• [Text excerpt]
Starring: Jessie Buckley, Jesse Plemons, Toni Collette, David Thewlis

Director: Charlie Kaufman

Running Time: 134 Minutes

Rating: R

Release Date: September 4, 2020

I’m Thinking of Ending Things features a couple of things that I REALLY love in a pair of crucial scenes: a furry doggie and a trip to the ice cream shop! But there appear to be sinister elements lurking beneath the surfaces, as Jimmy the fluffy border collie seems to be stuck in a time loop of shaking himself dry, and Jake (Jesse Plemons) and the young woman (Jessie Buckley) buy their frozen treats in the middle of a snowstorm. Ice cream might taste great year-round, but if you’re going to eat it in the winter, you’d probably want to do it while snuggled up at home! (Also, that girl at the ice cream shop hints at … something nefarious.)

• [Exercise requirements]
1. Answer these questions using the film review:
(a) Who is listed as the director?
(b) What is the running time?
(c) What breed of dog is Jimmy?
2. Reproduce the part of the film review from "Director: Charlie Kaufman" up to and including "at … something nefarious.)" exactly.

• [Listed entries]
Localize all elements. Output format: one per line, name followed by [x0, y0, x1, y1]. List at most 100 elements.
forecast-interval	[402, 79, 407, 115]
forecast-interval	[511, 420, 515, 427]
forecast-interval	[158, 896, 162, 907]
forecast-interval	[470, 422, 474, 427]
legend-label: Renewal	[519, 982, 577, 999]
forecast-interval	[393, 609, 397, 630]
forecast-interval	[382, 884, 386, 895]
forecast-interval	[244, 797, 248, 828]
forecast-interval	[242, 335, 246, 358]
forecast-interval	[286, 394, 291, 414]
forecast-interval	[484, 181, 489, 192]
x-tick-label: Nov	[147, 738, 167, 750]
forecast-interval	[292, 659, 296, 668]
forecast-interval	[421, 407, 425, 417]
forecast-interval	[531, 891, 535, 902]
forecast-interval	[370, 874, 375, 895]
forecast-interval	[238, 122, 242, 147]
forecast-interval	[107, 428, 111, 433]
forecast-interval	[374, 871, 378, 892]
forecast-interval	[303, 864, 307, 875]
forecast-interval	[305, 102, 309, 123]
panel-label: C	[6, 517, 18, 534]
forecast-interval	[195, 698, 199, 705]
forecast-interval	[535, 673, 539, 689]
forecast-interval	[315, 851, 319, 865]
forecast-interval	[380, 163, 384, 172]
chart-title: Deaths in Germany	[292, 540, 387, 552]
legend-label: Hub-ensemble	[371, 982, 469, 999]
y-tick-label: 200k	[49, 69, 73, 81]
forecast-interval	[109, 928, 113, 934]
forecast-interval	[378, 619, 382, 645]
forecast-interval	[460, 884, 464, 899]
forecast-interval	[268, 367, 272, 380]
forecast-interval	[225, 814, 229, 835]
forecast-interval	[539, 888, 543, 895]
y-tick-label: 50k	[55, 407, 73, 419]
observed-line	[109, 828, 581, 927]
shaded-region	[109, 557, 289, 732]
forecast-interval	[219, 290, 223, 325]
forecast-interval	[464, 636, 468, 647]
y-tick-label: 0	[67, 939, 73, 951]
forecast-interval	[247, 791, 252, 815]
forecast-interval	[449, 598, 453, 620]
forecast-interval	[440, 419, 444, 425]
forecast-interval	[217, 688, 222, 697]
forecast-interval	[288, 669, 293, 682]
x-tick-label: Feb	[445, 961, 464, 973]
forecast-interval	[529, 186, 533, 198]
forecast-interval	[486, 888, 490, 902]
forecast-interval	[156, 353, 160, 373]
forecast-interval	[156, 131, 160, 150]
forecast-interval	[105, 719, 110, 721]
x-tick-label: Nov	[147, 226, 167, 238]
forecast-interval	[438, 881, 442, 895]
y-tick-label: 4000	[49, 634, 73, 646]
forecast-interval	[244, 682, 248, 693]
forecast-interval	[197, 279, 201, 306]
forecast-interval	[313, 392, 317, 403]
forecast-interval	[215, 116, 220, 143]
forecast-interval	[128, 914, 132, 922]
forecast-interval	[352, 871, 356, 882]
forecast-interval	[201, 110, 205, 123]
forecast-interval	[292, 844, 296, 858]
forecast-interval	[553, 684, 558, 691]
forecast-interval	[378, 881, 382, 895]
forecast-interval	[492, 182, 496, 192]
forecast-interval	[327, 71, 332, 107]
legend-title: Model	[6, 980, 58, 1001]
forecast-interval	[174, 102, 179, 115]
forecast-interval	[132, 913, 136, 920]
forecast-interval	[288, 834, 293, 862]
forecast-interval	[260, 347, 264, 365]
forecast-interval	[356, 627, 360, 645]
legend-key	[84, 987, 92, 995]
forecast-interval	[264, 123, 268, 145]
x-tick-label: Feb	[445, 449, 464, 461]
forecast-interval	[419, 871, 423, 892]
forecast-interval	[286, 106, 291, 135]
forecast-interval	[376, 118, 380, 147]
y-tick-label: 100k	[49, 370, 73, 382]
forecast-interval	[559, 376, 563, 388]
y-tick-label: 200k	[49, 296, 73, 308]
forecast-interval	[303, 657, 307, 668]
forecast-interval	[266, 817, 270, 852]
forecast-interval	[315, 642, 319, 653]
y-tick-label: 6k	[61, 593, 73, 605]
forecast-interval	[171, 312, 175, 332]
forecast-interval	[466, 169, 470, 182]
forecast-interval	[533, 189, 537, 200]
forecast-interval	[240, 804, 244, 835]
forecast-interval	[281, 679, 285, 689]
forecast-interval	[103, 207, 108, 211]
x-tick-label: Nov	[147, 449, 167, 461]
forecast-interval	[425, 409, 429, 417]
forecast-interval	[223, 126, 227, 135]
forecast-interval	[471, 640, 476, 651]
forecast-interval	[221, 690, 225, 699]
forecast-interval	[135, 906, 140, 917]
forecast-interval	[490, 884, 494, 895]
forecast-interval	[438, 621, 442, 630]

• [Answers to the exercise]
1.
(a) Charlie Kaufman
(b) 134 minutes
(c) A border collie

2.
Director: Charlie Kaufman

Running Time: 134 Minutes

Rating: R

Release Date: September 4, 2020

I’m Thinking of Ending Things features a couple of things that I REALLY love in a pair of crucial scenes: a furry doggie and a trip to the ice cream shop! But there appear to be sinister elements lurking beneath the surfaces, as Jimmy the fluffy border collie seems to be stuck in a time loop of shaking himself dry, and Jake (Jesse Plemons) and the young woman (Jessie Buckley) buy their frozen treats in the middle of a snowstorm. Ice cream might taste great year-round, but if you’re going to eat it in the winter, you’d probably want to do it while snuggled up at home! (Also, that girl at the ice cream shop hints at … something nefarious.)